====== Extrait du document

Le minimalisme du matos employé se ressent dans le son lo-fi, comme l’influence de Spectre (Ill Saint en personne se fend d’ailleurs de "Super stylin’") pour un "Natural shine" psychédélique en drum patterns chaotiques, et bien sûr les cordes horrorcores de "Juicy lips". Le magma noisy gerbé par le Japonais Kouhei ("Jump off") annonce d’entrée la direction de Wordsound dont le "Style notice" (par Dj Karlos d’Amazonas Jungle & Evil Nice) est sûrement le plus représentatif, expérimentant textures crades indus sur samples torturés à la "Pockets fat" (cf "The Return of kill dog e" de Scottie Hard), la notion de mélodie est anéantie sur ce titre tout en ruptures, à l’inverse de la construction plus simpliste de "To the beat" sur boucles cinématographiques et rythmiques rebondies (reprises sur le track éponyme).

Sensational en tant que producteur n’a pas besoin de grand chose pour supporter son skunky timbre ("Stock market connection" donne dans le minimalisme absolu) et les tracks les plus accessibles sont peut être au final les plus efficaces: cinq notes de basse, cinq notes de piano pour le syncopé "When I give’em" ou une opposition piano funky – nappes sales menaçantes sur beat déstructuré ("Breezy session") pour finir avec un freestyle bien thugged out en compagnie de ses camarades de square: Ed, Kev Hutch et Black Chameleon. Excepté ces quelques instants de fraîcheur, les sons respirent la poisse des bas fonds de Brooklyn et c’est une agrégation de détails (anomalies de mixage, gimmicks malsains, bruits non identifiés) qui différencie sa musique de ce qui se fait de l’autre côté du trou noir. Les détracteurs argueront que son flow mi-rappé, mi-parlé n’a pas la notion de mesure, c’ est moins vrai ici, ce serait oublier l’essentiel: Sensational a trop de style et continue à tirer sur le spliff. On l’ en remercie donc pour ce cinquième lp sympathique sans toutefois casser les briques du Sanctum.

============
====== Données fournies

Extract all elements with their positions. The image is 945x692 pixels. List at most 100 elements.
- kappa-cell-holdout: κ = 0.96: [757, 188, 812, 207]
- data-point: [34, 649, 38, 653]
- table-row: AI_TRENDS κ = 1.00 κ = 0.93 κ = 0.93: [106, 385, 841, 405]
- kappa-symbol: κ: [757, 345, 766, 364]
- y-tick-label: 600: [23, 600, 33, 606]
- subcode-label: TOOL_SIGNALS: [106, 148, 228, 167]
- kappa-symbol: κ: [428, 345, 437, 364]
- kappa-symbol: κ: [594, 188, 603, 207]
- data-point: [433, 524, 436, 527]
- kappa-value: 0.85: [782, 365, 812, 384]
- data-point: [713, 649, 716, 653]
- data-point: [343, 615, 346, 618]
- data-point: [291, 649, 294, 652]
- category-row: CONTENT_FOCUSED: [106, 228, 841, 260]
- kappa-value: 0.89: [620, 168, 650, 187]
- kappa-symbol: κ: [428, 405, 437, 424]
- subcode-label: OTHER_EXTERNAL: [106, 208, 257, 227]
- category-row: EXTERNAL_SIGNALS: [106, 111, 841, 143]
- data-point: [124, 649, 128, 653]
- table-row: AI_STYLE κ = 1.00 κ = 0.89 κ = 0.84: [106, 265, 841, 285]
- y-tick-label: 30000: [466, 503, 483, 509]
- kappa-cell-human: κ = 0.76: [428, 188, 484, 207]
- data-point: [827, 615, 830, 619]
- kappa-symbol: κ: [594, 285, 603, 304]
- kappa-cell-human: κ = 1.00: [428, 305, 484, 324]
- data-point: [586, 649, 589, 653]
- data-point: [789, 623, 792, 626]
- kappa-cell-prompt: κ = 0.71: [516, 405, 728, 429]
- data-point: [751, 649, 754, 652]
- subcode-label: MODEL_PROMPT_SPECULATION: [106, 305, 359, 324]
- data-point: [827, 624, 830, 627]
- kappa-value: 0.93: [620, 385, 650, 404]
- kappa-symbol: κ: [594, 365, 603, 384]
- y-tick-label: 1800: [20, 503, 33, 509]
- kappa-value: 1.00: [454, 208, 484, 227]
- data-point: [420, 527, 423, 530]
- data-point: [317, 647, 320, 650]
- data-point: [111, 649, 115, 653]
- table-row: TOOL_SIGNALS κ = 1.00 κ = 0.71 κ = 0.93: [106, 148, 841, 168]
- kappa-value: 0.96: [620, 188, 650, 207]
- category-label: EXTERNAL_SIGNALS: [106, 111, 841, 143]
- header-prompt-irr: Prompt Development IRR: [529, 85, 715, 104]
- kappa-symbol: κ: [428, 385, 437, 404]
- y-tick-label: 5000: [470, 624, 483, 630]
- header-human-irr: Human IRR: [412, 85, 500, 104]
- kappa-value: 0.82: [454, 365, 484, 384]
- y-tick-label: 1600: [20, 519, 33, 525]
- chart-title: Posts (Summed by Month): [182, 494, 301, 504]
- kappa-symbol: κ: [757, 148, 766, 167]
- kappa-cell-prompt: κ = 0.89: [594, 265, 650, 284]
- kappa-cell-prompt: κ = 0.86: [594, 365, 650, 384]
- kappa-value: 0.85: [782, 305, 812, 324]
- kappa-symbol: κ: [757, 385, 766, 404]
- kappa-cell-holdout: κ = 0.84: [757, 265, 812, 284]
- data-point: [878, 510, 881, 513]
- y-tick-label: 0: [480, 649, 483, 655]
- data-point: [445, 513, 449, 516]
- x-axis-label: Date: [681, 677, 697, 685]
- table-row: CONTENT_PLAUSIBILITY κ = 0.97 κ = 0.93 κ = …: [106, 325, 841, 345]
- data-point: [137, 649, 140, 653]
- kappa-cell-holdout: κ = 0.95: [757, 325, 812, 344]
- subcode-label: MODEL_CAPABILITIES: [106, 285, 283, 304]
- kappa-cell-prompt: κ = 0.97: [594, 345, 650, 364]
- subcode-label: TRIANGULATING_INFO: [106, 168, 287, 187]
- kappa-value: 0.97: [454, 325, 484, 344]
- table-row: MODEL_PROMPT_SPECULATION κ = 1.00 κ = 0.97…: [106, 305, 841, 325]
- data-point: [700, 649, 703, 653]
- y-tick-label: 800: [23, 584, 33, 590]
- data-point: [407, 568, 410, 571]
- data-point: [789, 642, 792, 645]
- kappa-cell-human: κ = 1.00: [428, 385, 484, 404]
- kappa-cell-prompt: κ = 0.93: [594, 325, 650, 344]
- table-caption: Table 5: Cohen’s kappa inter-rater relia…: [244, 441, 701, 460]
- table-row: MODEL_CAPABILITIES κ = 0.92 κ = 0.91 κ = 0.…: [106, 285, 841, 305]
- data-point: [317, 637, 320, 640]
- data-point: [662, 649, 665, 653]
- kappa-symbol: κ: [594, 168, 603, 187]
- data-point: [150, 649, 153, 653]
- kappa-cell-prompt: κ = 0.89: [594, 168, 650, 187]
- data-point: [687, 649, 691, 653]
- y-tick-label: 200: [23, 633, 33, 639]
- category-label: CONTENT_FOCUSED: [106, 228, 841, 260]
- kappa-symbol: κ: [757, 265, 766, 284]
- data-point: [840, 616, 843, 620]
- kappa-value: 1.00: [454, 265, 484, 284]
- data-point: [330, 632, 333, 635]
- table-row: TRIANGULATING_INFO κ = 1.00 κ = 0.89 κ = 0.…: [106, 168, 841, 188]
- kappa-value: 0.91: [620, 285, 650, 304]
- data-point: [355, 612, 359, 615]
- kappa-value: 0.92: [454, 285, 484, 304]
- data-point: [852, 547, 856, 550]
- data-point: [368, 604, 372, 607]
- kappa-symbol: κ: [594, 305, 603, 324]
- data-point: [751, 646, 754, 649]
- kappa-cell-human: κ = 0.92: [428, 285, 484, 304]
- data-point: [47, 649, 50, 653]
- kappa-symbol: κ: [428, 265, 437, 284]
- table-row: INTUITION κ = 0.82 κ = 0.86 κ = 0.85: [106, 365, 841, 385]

============

Citez intégralement la chronique de l'album de Sensational, sans rien y modifier. Ce matériel n'a aucun rapport avec la chronique.

Le minimalisme du matos employé se ressent dans le son lo-fi, comme l’influence de Spectre (Ill Saint en personne se fend d’ailleurs de "Super stylin’") pour un "Natural shine" psychédélique en drum patterns chaotiques, et bien sûr les cordes horrorcores de "Juicy lips". Le magma noisy gerbé par le Japonais Kouhei ("Jump off") annonce d’entrée la direction de Wordsound dont le "Style notice" (par Dj Karlos d’Amazonas Jungle & Evil Nice) est sûrement le plus représentatif, expérimentant textures crades indus sur samples torturés à la "Pockets fat" (cf "The Return of kill dog e" de Scottie Hard), la notion de mélodie est anéantie sur ce titre tout en ruptures, à l’inverse de la construction plus simpliste de "To the beat" sur boucles cinématographiques et rythmiques rebondies (reprises sur le track éponyme).

Sensational en tant que producteur n’a pas besoin de grand chose pour supporter son skunky timbre ("Stock market connection" donne dans le minimalisme absolu) et les tracks les plus accessibles sont peut être au final les plus efficaces: cinq notes de basse, cinq notes de piano pour le syncopé "When I give’em" ou une opposition piano funky – nappes sales menaçantes sur beat déstructuré ("Breezy session") pour finir avec un freestyle bien thugged out en compagnie de ses camarades de square: Ed, Kev Hutch et Black Chameleon. Excepté ces quelques instants de fraîcheur, les sons respirent la poisse des bas fonds de Brooklyn et c’est une agrégation de détails (anomalies de mixage, gimmicks malsains, bruits non identifiés) qui différencie sa musique de ce qui se fait de l’autre côté du trou noir. Les détracteurs argueront que son flow mi-rappé, mi-parlé n’a pas la notion de mesure, c’ est moins vrai ici, ce serait oublier l’essentiel: Sensational a trop de style et continue à tirer sur le spliff. On l’ en remercie donc pour ce cinquième lp sympathique sans toutefois casser les briques du Sanctum.